黄鹏宇
发布于 2025-04-11 / 18 阅读
0
0

HashMap

基于jdk1.8

一、概览

1. Hash table based implementation of the Map interface. This implementation provides all of the optional map operations, and permits null values and the null key. (The HashMap class is roughly equivalent to Hashtable, except that it is unsynchronized and permits nulls.) This class makes no guarantees as to the order of the map; in particular, it does not guarantee that the order will remain constant over time.

基于hash表实现map接口。本实现提供所有map中的optional操作(比如:clear,put,remove,putAll...),并且允许空值和空键。

下图是一些实现Map接口,但未实现全部optional操作的class

a7e399548dfbfbac9afde96863861ad.png

这个类大致等同于Hashtable,但HashMap是线程不安全的,并且支持空值。

HashMap类不保证映射(Map)中的键值对的顺序;特别是,它不保证顺序会随着时间保持不变。

扩容(rehashing)会导致重新分配

2. This implementation provides constant-time performance for the basic operations (get and put), assuming the hash function disperses the elements properly among the buckets.

Iteration over collection views requires time proportional to the "capacity" of the HashMap instance (the number of buckets) plus its size (the number of key-value mappings). Thus, it's very important not to set the initial capacity too high (or the load factor too low) if iteration performance is important.

如果各个元素被hash函数均匀分布在各个桶上,那么这个实现类,对于get和put基本操作能提供常数时间性能。
遍历操作(?)所需的时间,与容量(桶的数量)和大小(key-value映射数量)成比例。因此不要把初始容量设置太高或者扩容系数设置太低。
********************
**题目 1:** 根据这篇关于HashMap的文档片段,HashMap与Hashtable有哪些区别?
**题目 2:** 请接着这篇关于HashMap的文档片段的最后一句往下写。
********************
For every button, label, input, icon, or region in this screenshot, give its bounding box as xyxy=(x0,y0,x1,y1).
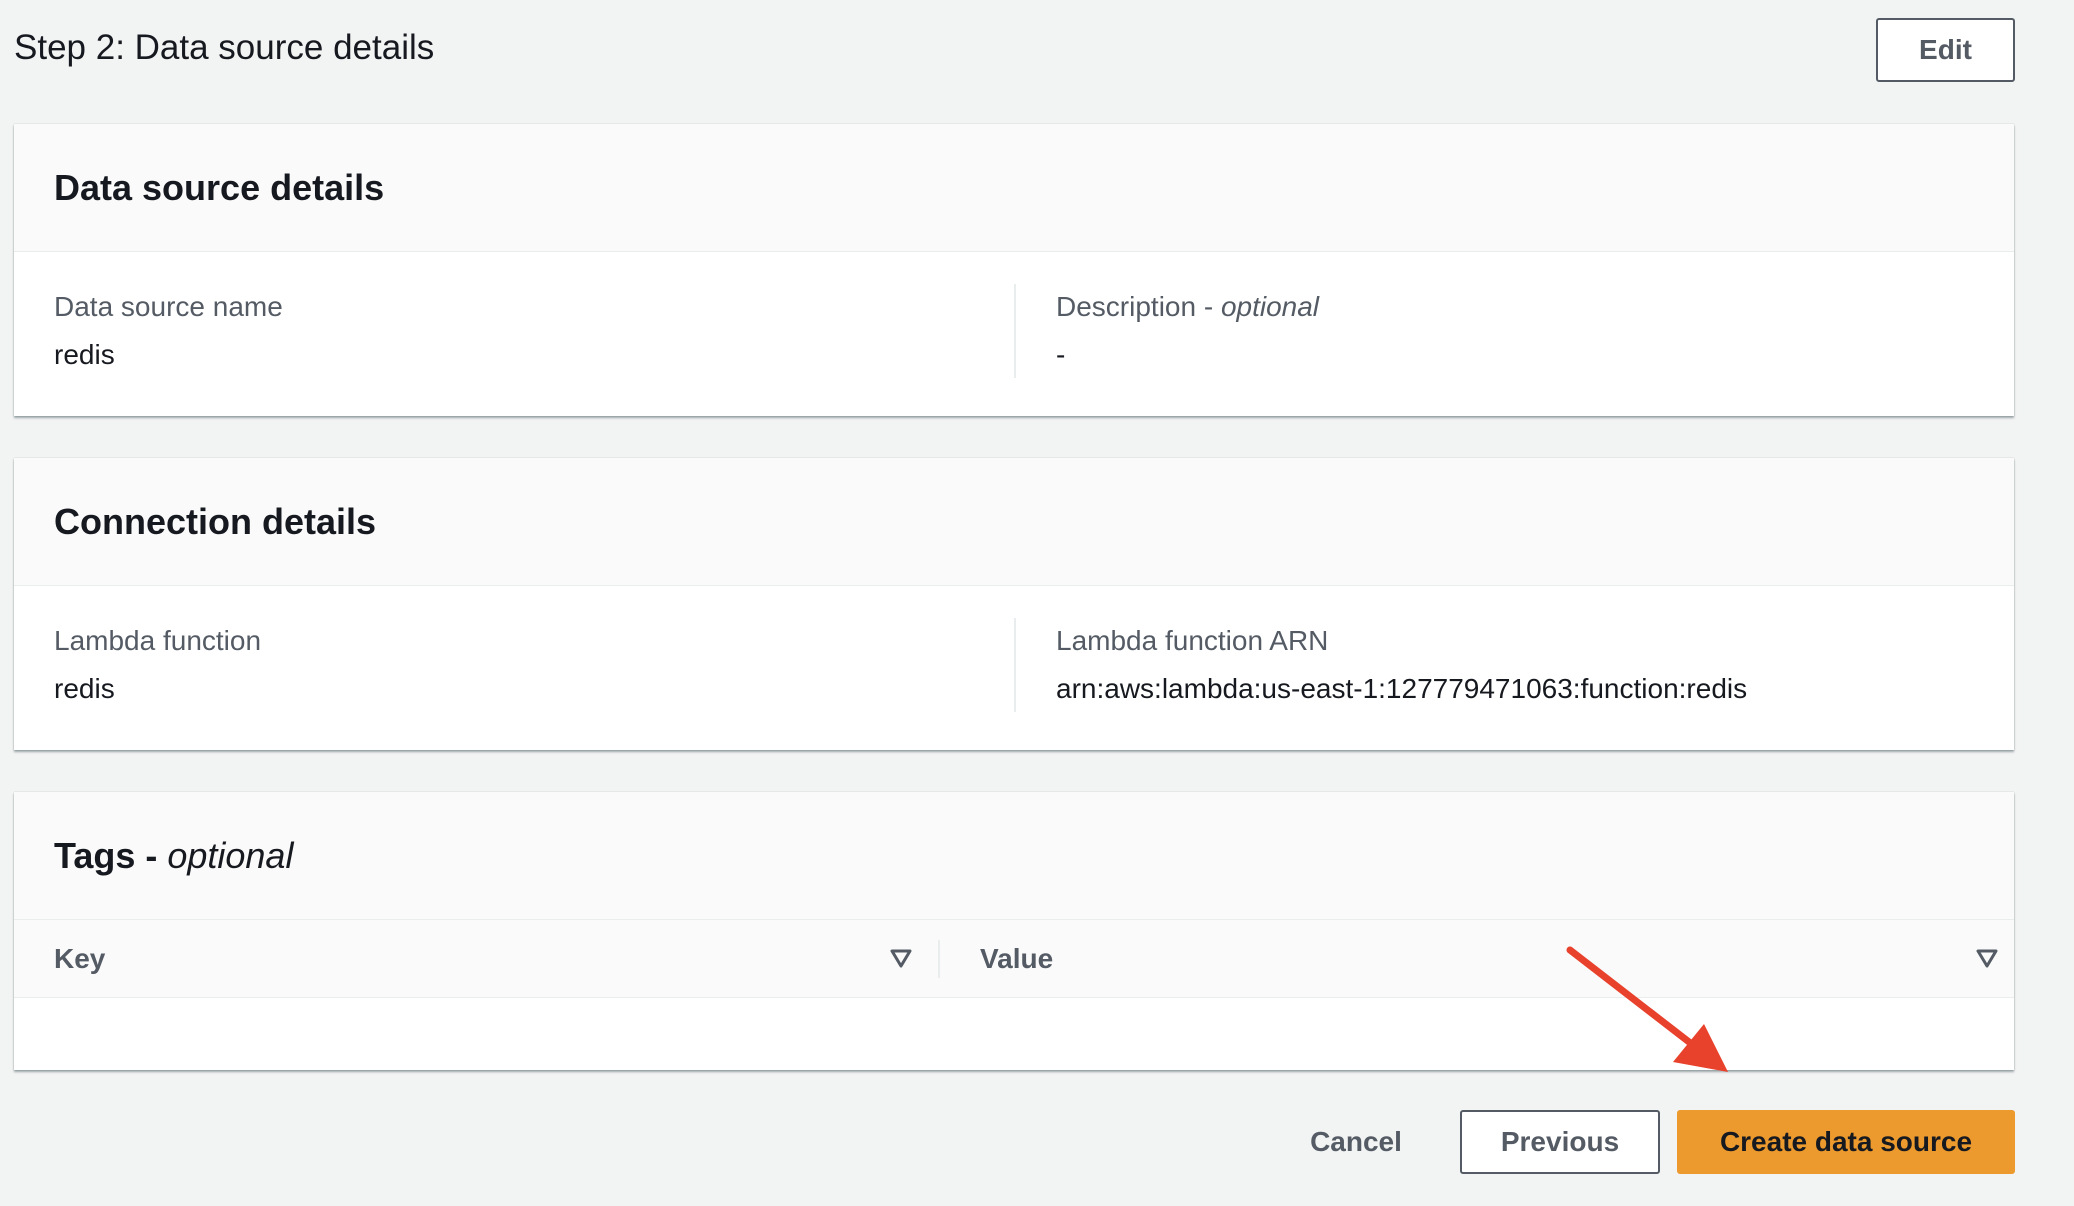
step-title: Step 2: Data source details xyxy=(14,28,435,67)
card-header: Connection details xyxy=(14,458,2014,586)
card-header: Data source details xyxy=(14,124,2014,252)
label-text: Description - xyxy=(1056,291,1221,322)
optional-text: optional xyxy=(167,834,294,876)
edit-button[interactable]: Edit xyxy=(1876,18,2015,82)
red-arrow-icon xyxy=(1566,946,1728,1072)
field-label: Data source name xyxy=(54,291,283,322)
field-label: Lambda function xyxy=(54,625,262,656)
card-title: Data source details xyxy=(54,166,385,208)
key-value-section: Data source name redis Description - opt… xyxy=(14,252,2014,416)
sort-icon[interactable] xyxy=(1974,945,2000,971)
sort-icon[interactable] xyxy=(888,945,914,971)
field-label: Lambda function ARN xyxy=(1056,625,1329,656)
description-field: Description - optional - xyxy=(1056,290,1319,372)
previous-button[interactable]: Previous xyxy=(1460,1110,1660,1174)
card-title: Connection details xyxy=(54,500,377,542)
card-title: Tags - optional xyxy=(54,835,293,877)
card-header: Tags - optional xyxy=(14,792,2014,920)
field-value: redis xyxy=(54,673,115,704)
page: Step 2: Data source details Edit Data so… xyxy=(0,0,2074,1206)
step-header: Step 2: Data source details Edit xyxy=(14,18,2015,84)
field-value: arn:aws:lambda:us-east-1:127779471063:fu… xyxy=(1056,673,1748,704)
field-label: Description - optional xyxy=(1056,290,1319,324)
column-divider xyxy=(938,940,940,978)
field-value: - xyxy=(1056,339,1066,370)
key-value-section: Lambda function redis Lambda function AR… xyxy=(14,586,2014,750)
data-source-name-field: Data source name redis xyxy=(54,290,283,372)
column-divider xyxy=(1014,618,1016,712)
optional-text: optional xyxy=(1220,291,1320,322)
cancel-button[interactable]: Cancel xyxy=(1296,1110,1416,1174)
connection-details-card: Connection details Lambda function redis… xyxy=(14,458,2014,750)
column-header-value[interactable]: Value xyxy=(980,920,1053,998)
lambda-function-field: Lambda function redis xyxy=(54,624,261,706)
title-text: Tags - xyxy=(54,834,168,876)
column-header-key[interactable]: Key xyxy=(54,920,105,998)
field-value: redis xyxy=(54,339,115,370)
lambda-function-arn-field: Lambda function ARN arn:aws:lambda:us-ea… xyxy=(1056,624,1747,706)
column-divider xyxy=(1014,284,1016,378)
data-source-details-card: Data source details Data source name red… xyxy=(14,124,2014,416)
create-data-source-button[interactable]: Create data source xyxy=(1677,1110,2015,1174)
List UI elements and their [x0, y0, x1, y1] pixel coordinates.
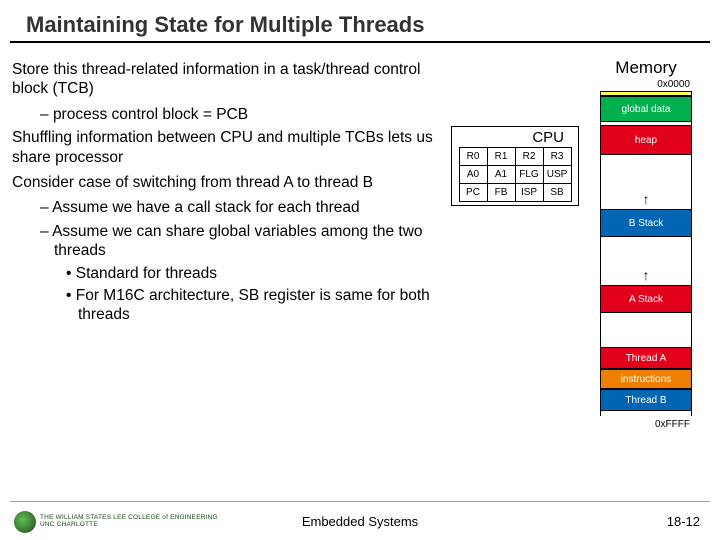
cpu-cell: A0 — [459, 166, 487, 184]
para-3-sub-2a: Standard for threads — [66, 264, 452, 283]
para-2: Shuffling information between CPU and mu… — [12, 128, 452, 167]
slide-title: Maintaining State for Multiple Threads — [0, 0, 720, 38]
memory-segment: instructions — [600, 369, 692, 389]
para-1: Store this thread-related information in… — [12, 60, 452, 99]
memory-segment — [600, 155, 692, 189]
memory-stack: global dataheap↑B Stack↑A StackThread Ai… — [600, 91, 692, 416]
cpu-cell: PC — [459, 184, 487, 202]
memory-segment — [600, 237, 692, 265]
title-underline — [10, 41, 710, 43]
memory-segment: A Stack — [600, 285, 692, 313]
memory-segment: Thread A — [600, 347, 692, 369]
cpu-register-table: R0 R1 R2 R3 A0 A1 FLG USP PC FB ISP SB — [459, 147, 572, 202]
memory-segment — [600, 313, 692, 347]
para-3-sub-2: Assume we can share global variables amo… — [40, 222, 452, 261]
memory-segment: B Stack — [600, 209, 692, 237]
cpu-diagram: CPU R0 R1 R2 R3 A0 A1 FLG USP PC FB ISP … — [451, 126, 579, 206]
cpu-cell: USP — [543, 166, 571, 184]
cpu-cell: A1 — [487, 166, 515, 184]
memory-segment — [600, 411, 692, 416]
para-3: Consider case of switching from thread A… — [12, 173, 452, 192]
memory-segment: ↑ — [600, 189, 692, 209]
footer-divider — [10, 501, 710, 502]
cpu-cell: FB — [487, 184, 515, 202]
memory-segment: Thread B — [600, 389, 692, 411]
memory-addr-bot: 0xFFFF — [596, 419, 696, 430]
memory-addr-top: 0x0000 — [596, 79, 696, 90]
memory-diagram: Memory 0x0000 global dataheap↑B Stack↑A … — [596, 58, 696, 430]
cpu-cell: FLG — [515, 166, 543, 184]
footer-page-number: 18-12 — [667, 514, 700, 529]
cpu-cell: SB — [543, 184, 571, 202]
cpu-cell: R0 — [459, 148, 487, 166]
cpu-cell: R2 — [515, 148, 543, 166]
memory-title: Memory — [596, 58, 696, 78]
memory-segment: global data — [600, 96, 692, 122]
memory-segment: ↑ — [600, 265, 692, 285]
para-1-sub-1: process control block = PCB — [40, 105, 452, 124]
cpu-label: CPU — [452, 129, 578, 146]
cpu-cell: R3 — [543, 148, 571, 166]
para-3-sub-2b: For M16C architecture, SB register is sa… — [66, 286, 452, 325]
cpu-cell: ISP — [515, 184, 543, 202]
body-text: Store this thread-related information in… — [12, 60, 452, 327]
para-3-sub-1: Assume we have a call stack for each thr… — [40, 198, 452, 217]
footer-center: Embedded Systems — [0, 514, 720, 529]
memory-segment: heap — [600, 125, 692, 155]
cpu-cell: R1 — [487, 148, 515, 166]
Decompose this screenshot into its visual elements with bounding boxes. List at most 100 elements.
********************
**作答 1:** HashMap是线程不安全的,并且支持空值。

**作答 2:**
3. An instance of HashMap has two parameters that affect its performance: initial capacity and load factor. The capacity is the number of buckets in the hash table, and the initial capacity is simply the capacity at the time the hash table is created. The load factor is a measure of how full the hash table is allowed to get before its capacity is automatically increased. When the number of entries in the hash table exceeds the product of the load factor and the current capacity, the hash table is rehashed (that is, internal data structures are rebuilt) so that the hash table has approximately twice the number of buckets.

初始容量和负载系数对HashMap的实例的性能有影响。容量指的是hashtable中的桶数量,初始容量指的是hashtable被创建时的容量。扩容系数用来评估当负载多高的时候,容量需要自动增加。当键的数量接近当前容量*扩容系数时,hashtable会重新哈希(内部会重新构建),这样hashtable大致就有2倍于之前的通数量。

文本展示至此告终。